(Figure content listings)
»»

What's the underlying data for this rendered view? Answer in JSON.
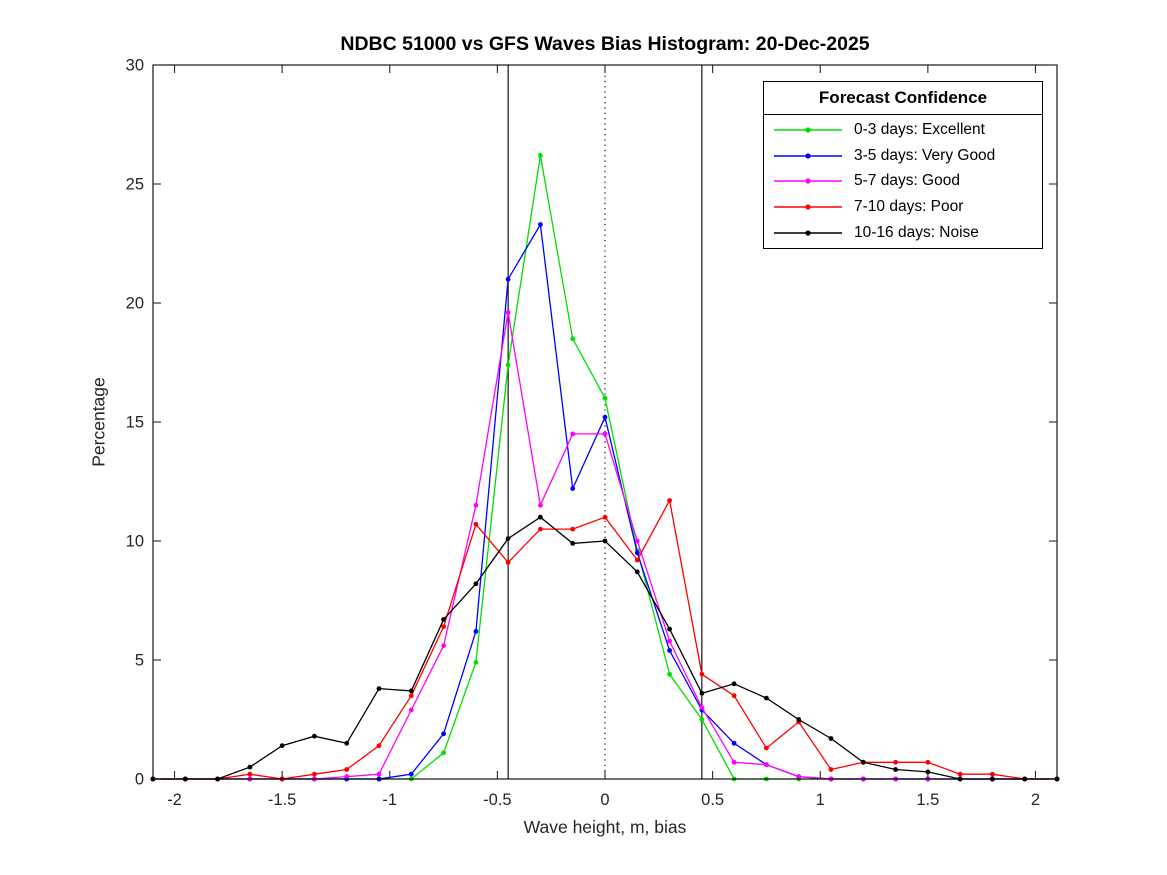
{
  "chart_data": {
    "type": "line",
    "title": "NDBC 51000 vs GFS Waves Bias Histogram: 20-Dec-2025",
    "xlabel": "Wave height, m, bias",
    "ylabel": "Percentage",
    "xlim": [
      -2.1,
      2.1
    ],
    "ylim": [
      0,
      30
    ],
    "grid": false,
    "xtick_values": [
      -2,
      -1.5,
      -1,
      -0.5,
      0,
      0.5,
      1,
      1.5,
      2
    ],
    "xtick_labels": [
      "-2",
      "-1.5",
      "-1",
      "-0.5",
      "0",
      "0.5",
      "1",
      "1.5",
      "2"
    ],
    "ytick_values": [
      0,
      5,
      10,
      15,
      20,
      25,
      30
    ],
    "ytick_labels": [
      "0",
      "5",
      "10",
      "15",
      "20",
      "25",
      "30"
    ],
    "reference_lines": [
      {
        "x": -0.45,
        "style": "solid",
        "color": "#000000"
      },
      {
        "x": 0,
        "style": "dotted",
        "color": "#000000"
      },
      {
        "x": 0.45,
        "style": "solid",
        "color": "#000000"
      }
    ],
    "legend": {
      "title": "Forecast Confidence",
      "position": "top-right"
    },
    "x": [
      -2.1,
      -1.95,
      -1.8,
      -1.65,
      -1.5,
      -1.35,
      -1.2,
      -1.05,
      -0.9,
      -0.75,
      -0.6,
      -0.45,
      -0.3,
      -0.15,
      0,
      0.15,
      0.3,
      0.45,
      0.6,
      0.75,
      0.9,
      1.05,
      1.2,
      1.35,
      1.5,
      1.65,
      1.8,
      1.95,
      2.1
    ],
    "series": [
      {
        "name": "0-3 days: Excellent",
        "color": "#00DF00",
        "values": [
          0,
          0,
          0,
          0,
          0,
          0,
          0,
          0,
          0,
          1.1,
          4.9,
          17.4,
          26.2,
          18.5,
          16,
          9.6,
          4.4,
          2.5,
          0,
          0,
          0,
          0,
          0,
          0,
          0,
          0,
          0,
          0,
          0
        ]
      },
      {
        "name": "3-5 days: Very Good",
        "color": "#0000FF",
        "values": [
          0,
          0,
          0,
          0,
          0,
          0,
          0,
          0,
          0.2,
          1.9,
          6.2,
          21,
          23.3,
          12.2,
          15.2,
          9.5,
          5.4,
          2.9,
          1.5,
          0.6,
          0.1,
          0,
          0,
          0,
          0,
          0,
          0,
          0,
          0
        ]
      },
      {
        "name": "5-7 days: Good",
        "color": "#FF00FF",
        "values": [
          0,
          0,
          0,
          0,
          0,
          0,
          0.1,
          0.2,
          2.9,
          5.6,
          11.5,
          19.6,
          11.5,
          14.5,
          14.5,
          10,
          5.8,
          3,
          0.7,
          0.6,
          0.1,
          0,
          0,
          0,
          0,
          0,
          0,
          0,
          0
        ]
      },
      {
        "name": "7-10 days: Poor",
        "color": "#FF0000",
        "values": [
          0,
          0,
          0,
          0.2,
          0,
          0.2,
          0.4,
          1.4,
          3.5,
          6.4,
          10.7,
          9.1,
          10.5,
          10.5,
          11,
          9.2,
          11.7,
          4.4,
          3.5,
          1.3,
          2.4,
          0.4,
          0.7,
          0.7,
          0.7,
          0.2,
          0.2,
          0,
          0
        ]
      },
      {
        "name": "10-16 days: Noise",
        "color": "#000000",
        "values": [
          0,
          0,
          0,
          0.5,
          1.4,
          1.8,
          1.5,
          3.8,
          3.7,
          6.7,
          8.2,
          10.1,
          11,
          9.9,
          10,
          8.7,
          6.3,
          3.6,
          4,
          3.4,
          2.5,
          1.7,
          0.7,
          0.4,
          0.3,
          0,
          0,
          0,
          0
        ]
      }
    ]
  }
}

««

■ Objective ■
Retype the whole listing exactly and leave the pictures out.

■ Exercise output ■
What's the underlying data for this rendered view? Answer in JSON.
{
  "chart_data": {
    "type": "line",
    "title": "NDBC 51000 vs GFS Waves Bias Histogram: 20-Dec-2025",
    "xlabel": "Wave height, m, bias",
    "ylabel": "Percentage",
    "xlim": [
      -2.1,
      2.1
    ],
    "ylim": [
      0,
      30
    ],
    "grid": false,
    "xtick_values": [
      -2,
      -1.5,
      -1,
      -0.5,
      0,
      0.5,
      1,
      1.5,
      2
    ],
    "xtick_labels": [
      "-2",
      "-1.5",
      "-1",
      "-0.5",
      "0",
      "0.5",
      "1",
      "1.5",
      "2"
    ],
    "ytick_values": [
      0,
      5,
      10,
      15,
      20,
      25,
      30
    ],
    "ytick_labels": [
      "0",
      "5",
      "10",
      "15",
      "20",
      "25",
      "30"
    ],
    "reference_lines": [
      {
        "x": -0.45,
        "style": "solid",
        "color": "#000000"
      },
      {
        "x": 0,
        "style": "dotted",
        "color": "#000000"
      },
      {
        "x": 0.45,
        "style": "solid",
        "color": "#000000"
      }
    ],
    "legend": {
      "title": "Forecast Confidence",
      "position": "top-right"
    },
    "x": [
      -2.1,
      -1.95,
      -1.8,
      -1.65,
      -1.5,
      -1.35,
      -1.2,
      -1.05,
      -0.9,
      -0.75,
      -0.6,
      -0.45,
      -0.3,
      -0.15,
      0,
      0.15,
      0.3,
      0.45,
      0.6,
      0.75,
      0.9,
      1.05,
      1.2,
      1.35,
      1.5,
      1.65,
      1.8,
      1.95,
      2.1
    ],
    "series": [
      {
        "name": "0-3 days: Excellent",
        "color": "#00DF00",
        "values": [
          0,
          0,
          0,
          0,
          0,
          0,
          0,
          0,
          0,
          1.1,
          4.9,
          17.4,
          26.2,
          18.5,
          16,
          9.6,
          4.4,
          2.5,
          0,
          0,
          0,
          0,
          0,
          0,
          0,
          0,
          0,
          0,
          0
        ]
      },
      {
        "name": "3-5 days: Very Good",
        "color": "#0000FF",
        "values": [
          0,
          0,
          0,
          0,
          0,
          0,
          0,
          0,
          0.2,
          1.9,
          6.2,
          21,
          23.3,
          12.2,
          15.2,
          9.5,
          5.4,
          2.9,
          1.5,
          0.6,
          0.1,
          0,
          0,
          0,
          0,
          0,
          0,
          0,
          0
        ]
      },
      {
        "name": "5-7 days: Good",
        "color": "#FF00FF",
        "values": [
          0,
          0,
          0,
          0,
          0,
          0,
          0.1,
          0.2,
          2.9,
          5.6,
          11.5,
          19.6,
          11.5,
          14.5,
          14.5,
          10,
          5.8,
          3,
          0.7,
          0.6,
          0.1,
          0,
          0,
          0,
          0,
          0,
          0,
          0,
          0
        ]
      },
      {
        "name": "7-10 days: Poor",
        "color": "#FF0000",
        "values": [
          0,
          0,
          0,
          0.2,
          0,
          0.2,
          0.4,
          1.4,
          3.5,
          6.4,
          10.7,
          9.1,
          10.5,
          10.5,
          11,
          9.2,
          11.7,
          4.4,
          3.5,
          1.3,
          2.4,
          0.4,
          0.7,
          0.7,
          0.7,
          0.2,
          0.2,
          0,
          0
        ]
      },
      {
        "name": "10-16 days: Noise",
        "color": "#000000",
        "values": [
          0,
          0,
          0,
          0.5,
          1.4,
          1.8,
          1.5,
          3.8,
          3.7,
          6.7,
          8.2,
          10.1,
          11,
          9.9,
          10,
          8.7,
          6.3,
          3.6,
          4,
          3.4,
          2.5,
          1.7,
          0.7,
          0.4,
          0.3,
          0,
          0,
          0,
          0
        ]
      }
    ]
  }
}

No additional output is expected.